§ **Exercise instructions**: Write out each line exactly as it stands, please.

§ **Supplied records**:
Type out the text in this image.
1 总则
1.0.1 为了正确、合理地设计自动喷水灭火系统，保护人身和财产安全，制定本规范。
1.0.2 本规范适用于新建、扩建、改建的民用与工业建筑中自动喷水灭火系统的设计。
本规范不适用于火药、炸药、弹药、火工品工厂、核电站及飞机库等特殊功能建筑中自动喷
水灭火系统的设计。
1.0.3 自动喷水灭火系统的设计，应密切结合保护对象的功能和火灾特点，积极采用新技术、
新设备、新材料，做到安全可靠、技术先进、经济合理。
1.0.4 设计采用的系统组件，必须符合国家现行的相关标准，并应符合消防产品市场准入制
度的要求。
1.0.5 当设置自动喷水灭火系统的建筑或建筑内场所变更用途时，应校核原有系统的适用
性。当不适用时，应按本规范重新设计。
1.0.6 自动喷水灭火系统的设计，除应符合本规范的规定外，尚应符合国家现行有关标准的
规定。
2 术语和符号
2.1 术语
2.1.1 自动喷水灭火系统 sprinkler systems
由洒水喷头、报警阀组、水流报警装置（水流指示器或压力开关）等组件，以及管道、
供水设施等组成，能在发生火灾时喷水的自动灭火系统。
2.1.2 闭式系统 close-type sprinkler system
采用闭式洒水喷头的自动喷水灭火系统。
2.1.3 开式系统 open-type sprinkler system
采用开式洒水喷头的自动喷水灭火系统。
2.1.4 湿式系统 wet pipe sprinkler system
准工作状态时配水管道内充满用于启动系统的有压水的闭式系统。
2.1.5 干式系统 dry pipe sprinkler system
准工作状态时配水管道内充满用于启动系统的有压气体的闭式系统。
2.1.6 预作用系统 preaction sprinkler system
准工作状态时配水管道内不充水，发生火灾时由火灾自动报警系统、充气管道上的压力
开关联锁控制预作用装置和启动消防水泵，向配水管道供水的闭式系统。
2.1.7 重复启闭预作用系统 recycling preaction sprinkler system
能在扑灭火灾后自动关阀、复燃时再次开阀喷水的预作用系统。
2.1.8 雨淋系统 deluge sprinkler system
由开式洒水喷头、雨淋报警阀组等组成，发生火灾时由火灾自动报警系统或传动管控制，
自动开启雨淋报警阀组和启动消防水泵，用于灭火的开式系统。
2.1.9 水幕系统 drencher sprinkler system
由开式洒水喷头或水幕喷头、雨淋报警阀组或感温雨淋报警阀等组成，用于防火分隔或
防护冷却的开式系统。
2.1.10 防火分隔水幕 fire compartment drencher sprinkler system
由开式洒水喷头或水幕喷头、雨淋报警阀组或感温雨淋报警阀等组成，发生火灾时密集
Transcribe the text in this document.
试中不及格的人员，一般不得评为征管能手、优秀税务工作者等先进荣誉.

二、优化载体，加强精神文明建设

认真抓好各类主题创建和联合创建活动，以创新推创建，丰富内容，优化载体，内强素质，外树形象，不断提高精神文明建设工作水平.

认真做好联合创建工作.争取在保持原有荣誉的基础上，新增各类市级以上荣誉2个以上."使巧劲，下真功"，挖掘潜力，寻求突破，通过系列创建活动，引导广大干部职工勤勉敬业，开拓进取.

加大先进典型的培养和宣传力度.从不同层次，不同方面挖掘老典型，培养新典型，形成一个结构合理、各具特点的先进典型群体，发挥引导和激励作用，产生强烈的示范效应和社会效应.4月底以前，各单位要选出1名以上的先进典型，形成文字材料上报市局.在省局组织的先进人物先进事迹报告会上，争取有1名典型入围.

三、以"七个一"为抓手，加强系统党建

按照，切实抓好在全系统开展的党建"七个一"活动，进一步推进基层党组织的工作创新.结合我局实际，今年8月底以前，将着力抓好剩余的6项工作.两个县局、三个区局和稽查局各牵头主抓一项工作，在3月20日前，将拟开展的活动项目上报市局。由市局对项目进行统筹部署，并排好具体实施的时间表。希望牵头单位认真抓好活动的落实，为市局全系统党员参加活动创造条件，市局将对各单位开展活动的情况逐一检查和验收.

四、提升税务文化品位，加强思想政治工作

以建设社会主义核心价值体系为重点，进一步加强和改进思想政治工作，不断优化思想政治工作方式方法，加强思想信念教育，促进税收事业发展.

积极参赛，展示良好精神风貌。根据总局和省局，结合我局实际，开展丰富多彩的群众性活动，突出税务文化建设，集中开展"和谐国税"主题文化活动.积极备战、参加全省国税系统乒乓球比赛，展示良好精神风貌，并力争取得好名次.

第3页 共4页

§ **Completed task**:
Type out the text in this image.
1 总则
1.0.1 为了正确、合理地设计自动喷水灭火系统，保护人身和财产安全，制定本规范。
1.0.2 本规范适用于新建、扩建、改建的民用与工业建筑中自动喷水灭火系统的设计。
本规范不适用于火药、炸药、弹药、火工品工厂、核电站及飞机库等特殊功能建筑中自动喷
水灭火系统的设计。
1.0.3 自动喷水灭火系统的设计，应密切结合保护对象的功能和火灾特点，积极采用新技术、
新设备、新材料，做到安全可靠、技术先进、经济合理。
1.0.4 设计采用的系统组件，必须符合国家现行的相关标准，并应符合消防产品市场准入制
度的要求。
1.0.5 当设置自动喷水灭火系统的建筑或建筑内场所变更用途时，应校核原有系统的适用
性。当不适用时，应按本规范重新设计。
1.0.6 自动喷水灭火系统的设计，除应符合本规范的规定外，尚应符合国家现行有关标准的
规定。
2 术语和符号
2.1 术语
2.1.1 自动喷水灭火系统 sprinkler systems
由洒水喷头、报警阀组、水流报警装置（水流指示器或压力开关）等组件，以及管道、
供水设施等组成，能在发生火灾时喷水的自动灭火系统。
2.1.2 闭式系统 close-type sprinkler system
采用闭式洒水喷头的自动喷水灭火系统。
2.1.3 开式系统 open-type sprinkler system
采用开式洒水喷头的自动喷水灭火系统。
2.1.4 湿式系统 wet pipe sprinkler system
准工作状态时配水管道内充满用于启动系统的有压水的闭式系统。
2.1.5 干式系统 dry pipe sprinkler system
准工作状态时配水管道内充满用于启动系统的有压气体的闭式系统。
2.1.6 预作用系统 preaction sprinkler system
准工作状态时配水管道内不充水，发生火灾时由火灾自动报警系统、充气管道上的压力
开关联锁控制预作用装置和启动消防水泵，向配水管道供水的闭式系统。
2.1.7 重复启闭预作用系统 recycling preaction sprinkler system
能在扑灭火灾后自动关阀、复燃时再次开阀喷水的预作用系统。
2.1.8 雨淋系统 deluge sprinkler system
由开式洒水喷头、雨淋报警阀组等组成，发生火灾时由火灾自动报警系统或传动管控制，
自动开启雨淋报警阀组和启动消防水泵，用于灭火的开式系统。
2.1.9 水幕系统 drencher sprinkler system
由开式洒水喷头或水幕喷头、雨淋报警阀组或感温雨淋报警阀等组成，用于防火分隔或
防护冷却的开式系统。
2.1.10 防火分隔水幕 fire compartment drencher sprinkler system
由开式洒水喷头或水幕喷头、雨淋报警阀组或感温雨淋报警阀等组成，发生火灾时密集
Transcribe the text in this document.
试中不及格的人员，一般不得评为征管能手、优秀税务工作者等先进荣誉.

二、优化载体，加强精神文明建设

认真抓好各类主题创建和联合创建活动，以创新推创建，丰富内容，优化载体，内强素质，外树形象，不断提高精神文明建设工作水平.

认真做好联合创建工作.争取在保持原有荣誉的基础上，新增各类市级以上荣誉2个以上."使巧劲，下真功"，挖掘潜力，寻求突破，通过系列创建活动，引导广大干部职工勤勉敬业，开拓进取.

加大先进典型的培养和宣传力度.从不同层次，不同方面挖掘老典型，培养新典型，形成一个结构合理、各具特点的先进典型群体，发挥引导和激励作用，产生强烈的示范效应和社会效应.4月底以前，各单位要选出1名以上的先进典型，形成文字材料上报市局.在省局组织的先进人物先进事迹报告会上，争取有1名典型入围.

三、以"七个一"为抓手，加强系统党建

按照，切实抓好在全系统开展的党建"七个一"活动，进一步推进基层党组织的工作创新.结合我局实际，今年8月底以前，将着力抓好剩余的6项工作.两个县局、三个区局和稽查局各牵头主抓一项工作，在3月20日前，将拟开展的活动项目上报市局。由市局对项目进行统筹部署，并排好具体实施的时间表。希望牵头单位认真抓好活动的落实，为市局全系统党员参加活动创造条件，市局将对各单位开展活动的情况逐一检查和验收.

四、提升税务文化品位，加强思想政治工作

以建设社会主义核心价值体系为重点，进一步加强和改进思想政治工作，不断优化思想政治工作方式方法，加强思想信念教育，促进税收事业发展.

积极参赛，展示良好精神风貌。根据总局和省局，结合我局实际，开展丰富多彩的群众性活动，突出税务文化建设，集中开展"和谐国税"主题文化活动.积极备战、参加全省国税系统乒乓球比赛，展示良好精神风貌，并力争取得好名次.

第3页 共4页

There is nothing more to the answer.